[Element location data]
···

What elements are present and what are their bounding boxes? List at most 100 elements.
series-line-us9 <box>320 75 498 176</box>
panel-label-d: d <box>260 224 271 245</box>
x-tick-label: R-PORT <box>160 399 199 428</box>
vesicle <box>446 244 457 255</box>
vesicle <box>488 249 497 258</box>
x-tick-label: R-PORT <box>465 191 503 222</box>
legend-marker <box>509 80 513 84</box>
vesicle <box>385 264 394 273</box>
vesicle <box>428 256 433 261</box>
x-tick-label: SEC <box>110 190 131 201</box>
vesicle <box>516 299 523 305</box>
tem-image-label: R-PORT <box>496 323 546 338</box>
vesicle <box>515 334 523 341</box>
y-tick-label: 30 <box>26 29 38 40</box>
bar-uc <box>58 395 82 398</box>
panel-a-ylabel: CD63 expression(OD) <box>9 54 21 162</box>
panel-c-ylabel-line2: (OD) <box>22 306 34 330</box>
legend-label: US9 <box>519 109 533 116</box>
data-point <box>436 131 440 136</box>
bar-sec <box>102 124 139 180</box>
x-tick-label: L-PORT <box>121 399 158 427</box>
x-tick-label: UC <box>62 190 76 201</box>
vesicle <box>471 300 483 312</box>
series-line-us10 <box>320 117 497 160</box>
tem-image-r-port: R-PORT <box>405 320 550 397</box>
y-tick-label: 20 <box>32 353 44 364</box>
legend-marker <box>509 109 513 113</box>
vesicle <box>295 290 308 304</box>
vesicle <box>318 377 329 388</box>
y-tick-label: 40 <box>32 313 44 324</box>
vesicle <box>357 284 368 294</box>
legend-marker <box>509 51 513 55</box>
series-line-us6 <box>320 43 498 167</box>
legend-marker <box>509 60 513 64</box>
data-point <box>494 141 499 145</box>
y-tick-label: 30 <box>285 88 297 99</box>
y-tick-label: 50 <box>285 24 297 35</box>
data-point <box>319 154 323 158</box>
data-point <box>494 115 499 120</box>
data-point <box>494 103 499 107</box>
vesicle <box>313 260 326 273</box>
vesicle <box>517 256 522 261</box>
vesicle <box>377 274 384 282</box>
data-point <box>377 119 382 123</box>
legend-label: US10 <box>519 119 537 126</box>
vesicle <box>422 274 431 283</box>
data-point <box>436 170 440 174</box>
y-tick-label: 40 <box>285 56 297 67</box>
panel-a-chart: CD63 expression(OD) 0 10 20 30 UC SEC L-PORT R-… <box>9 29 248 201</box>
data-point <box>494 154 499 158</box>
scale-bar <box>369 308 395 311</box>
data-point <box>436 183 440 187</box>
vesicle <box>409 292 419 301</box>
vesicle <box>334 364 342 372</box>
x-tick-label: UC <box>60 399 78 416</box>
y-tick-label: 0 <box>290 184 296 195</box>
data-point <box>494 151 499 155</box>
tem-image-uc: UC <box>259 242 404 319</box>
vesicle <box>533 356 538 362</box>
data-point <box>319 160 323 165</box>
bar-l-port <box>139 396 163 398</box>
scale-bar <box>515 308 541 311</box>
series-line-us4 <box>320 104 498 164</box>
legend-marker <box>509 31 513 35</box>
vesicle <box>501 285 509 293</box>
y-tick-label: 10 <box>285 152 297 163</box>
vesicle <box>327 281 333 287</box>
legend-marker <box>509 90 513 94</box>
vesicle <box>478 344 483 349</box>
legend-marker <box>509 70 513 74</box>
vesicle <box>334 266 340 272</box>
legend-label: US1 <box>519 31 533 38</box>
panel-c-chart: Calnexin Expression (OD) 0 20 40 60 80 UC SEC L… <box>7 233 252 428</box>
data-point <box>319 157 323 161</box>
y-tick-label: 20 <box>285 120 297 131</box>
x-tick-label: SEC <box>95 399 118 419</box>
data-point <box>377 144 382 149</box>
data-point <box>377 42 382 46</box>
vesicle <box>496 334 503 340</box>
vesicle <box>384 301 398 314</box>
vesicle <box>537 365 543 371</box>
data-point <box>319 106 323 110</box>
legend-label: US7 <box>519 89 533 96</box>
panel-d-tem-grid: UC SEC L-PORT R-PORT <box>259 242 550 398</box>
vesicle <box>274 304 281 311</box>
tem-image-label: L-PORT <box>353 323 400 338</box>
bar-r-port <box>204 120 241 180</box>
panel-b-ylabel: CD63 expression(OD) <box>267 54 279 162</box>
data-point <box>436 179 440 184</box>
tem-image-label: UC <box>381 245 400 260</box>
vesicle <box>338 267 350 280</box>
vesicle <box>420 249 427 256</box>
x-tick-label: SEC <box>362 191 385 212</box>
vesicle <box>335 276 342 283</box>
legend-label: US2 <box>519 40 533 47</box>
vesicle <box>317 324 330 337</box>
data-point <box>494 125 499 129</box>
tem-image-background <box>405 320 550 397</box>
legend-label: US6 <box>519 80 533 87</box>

···

**What this task involves**
Copy out every line of the listing above without changing anything.

**Finished answer**
What elements are present and what are their bounding boxes? List at most 100 elements.
series-line-us9 <box>320 75 498 176</box>
panel-label-d: d <box>260 224 271 245</box>
x-tick-label: R-PORT <box>160 399 199 428</box>
vesicle <box>446 244 457 255</box>
vesicle <box>488 249 497 258</box>
x-tick-label: R-PORT <box>465 191 503 222</box>
legend-marker <box>509 80 513 84</box>
vesicle <box>385 264 394 273</box>
vesicle <box>428 256 433 261</box>
x-tick-label: SEC <box>110 190 131 201</box>
vesicle <box>516 299 523 305</box>
tem-image-label: R-PORT <box>496 323 546 338</box>
vesicle <box>515 334 523 341</box>
y-tick-label: 30 <box>26 29 38 40</box>
bar-uc <box>58 395 82 398</box>
panel-a-ylabel: CD63 expression(OD) <box>9 54 21 162</box>
panel-c-ylabel-line2: (OD) <box>22 306 34 330</box>
legend-label: US9 <box>519 109 533 116</box>
data-point <box>436 131 440 136</box>
bar-sec <box>102 124 139 180</box>
x-tick-label: L-PORT <box>121 399 158 427</box>
x-tick-label: UC <box>62 190 76 201</box>
vesicle <box>471 300 483 312</box>
series-line-us10 <box>320 117 497 160</box>
tem-image-r-port: R-PORT <box>405 320 550 397</box>
y-tick-label: 20 <box>32 353 44 364</box>
legend-marker <box>509 109 513 113</box>
vesicle <box>295 290 308 304</box>
vesicle <box>318 377 329 388</box>
y-tick-label: 40 <box>32 313 44 324</box>
vesicle <box>357 284 368 294</box>
legend-marker <box>509 51 513 55</box>
series-line-us6 <box>320 43 498 167</box>
legend-marker <box>509 60 513 64</box>
data-point <box>494 141 499 145</box>
y-tick-label: 30 <box>285 88 297 99</box>
y-tick-label: 50 <box>285 24 297 35</box>
data-point <box>319 154 323 158</box>
data-point <box>494 115 499 120</box>
data-point <box>494 103 499 107</box>
vesicle <box>313 260 326 273</box>
vesicle <box>517 256 522 261</box>
vesicle <box>377 274 384 282</box>
data-point <box>377 119 382 123</box>
legend-label: US10 <box>519 119 537 126</box>
vesicle <box>422 274 431 283</box>
data-point <box>436 170 440 174</box>
y-tick-label: 40 <box>285 56 297 67</box>
panel-a-chart: CD63 expression(OD) 0 10 20 30 UC SEC L-PORT R-… <box>9 29 248 201</box>
data-point <box>494 154 499 158</box>
scale-bar <box>369 308 395 311</box>
data-point <box>436 183 440 187</box>
vesicle <box>409 292 419 301</box>
vesicle <box>334 364 342 372</box>
x-tick-label: UC <box>60 399 78 416</box>
y-tick-label: 0 <box>290 184 296 195</box>
data-point <box>494 151 499 155</box>
tem-image-uc: UC <box>259 242 404 319</box>
vesicle <box>533 356 538 362</box>
data-point <box>319 160 323 165</box>
bar-l-port <box>139 396 163 398</box>
scale-bar <box>515 308 541 311</box>
series-line-us4 <box>320 104 498 164</box>
legend-marker <box>509 31 513 35</box>
vesicle <box>501 285 509 293</box>
y-tick-label: 10 <box>285 152 297 163</box>
vesicle <box>327 281 333 287</box>
legend-marker <box>509 90 513 94</box>
vesicle <box>478 344 483 349</box>
legend-marker <box>509 70 513 74</box>
vesicle <box>334 266 340 272</box>
legend-label: US1 <box>519 31 533 38</box>
panel-c-chart: Calnexin Expression (OD) 0 20 40 60 80 UC SEC L… <box>7 233 252 428</box>
data-point <box>319 157 323 161</box>
y-tick-label: 20 <box>285 120 297 131</box>
x-tick-label: SEC <box>95 399 118 419</box>
data-point <box>377 144 382 149</box>
data-point <box>377 42 382 46</box>
vesicle <box>496 334 503 340</box>
vesicle <box>384 301 398 314</box>
vesicle <box>537 365 543 371</box>
data-point <box>319 106 323 110</box>
legend-label: US7 <box>519 89 533 96</box>
panel-d-tem-grid: UC SEC L-PORT R-PORT <box>259 242 550 398</box>
vesicle <box>274 304 281 311</box>
tem-image-label: L-PORT <box>353 323 400 338</box>
bar-r-port <box>204 120 241 180</box>
panel-b-ylabel: CD63 expression(OD) <box>267 54 279 162</box>
data-point <box>436 179 440 184</box>
tem-image-label: UC <box>381 245 400 260</box>
vesicle <box>338 267 350 280</box>
vesicle <box>420 249 427 256</box>
x-tick-label: SEC <box>362 191 385 212</box>
vesicle <box>335 276 342 283</box>
legend-label: US2 <box>519 40 533 47</box>
vesicle <box>317 324 330 337</box>
data-point <box>494 125 499 129</box>
tem-image-background <box>405 320 550 397</box>
legend-label: US6 <box>519 80 533 87</box>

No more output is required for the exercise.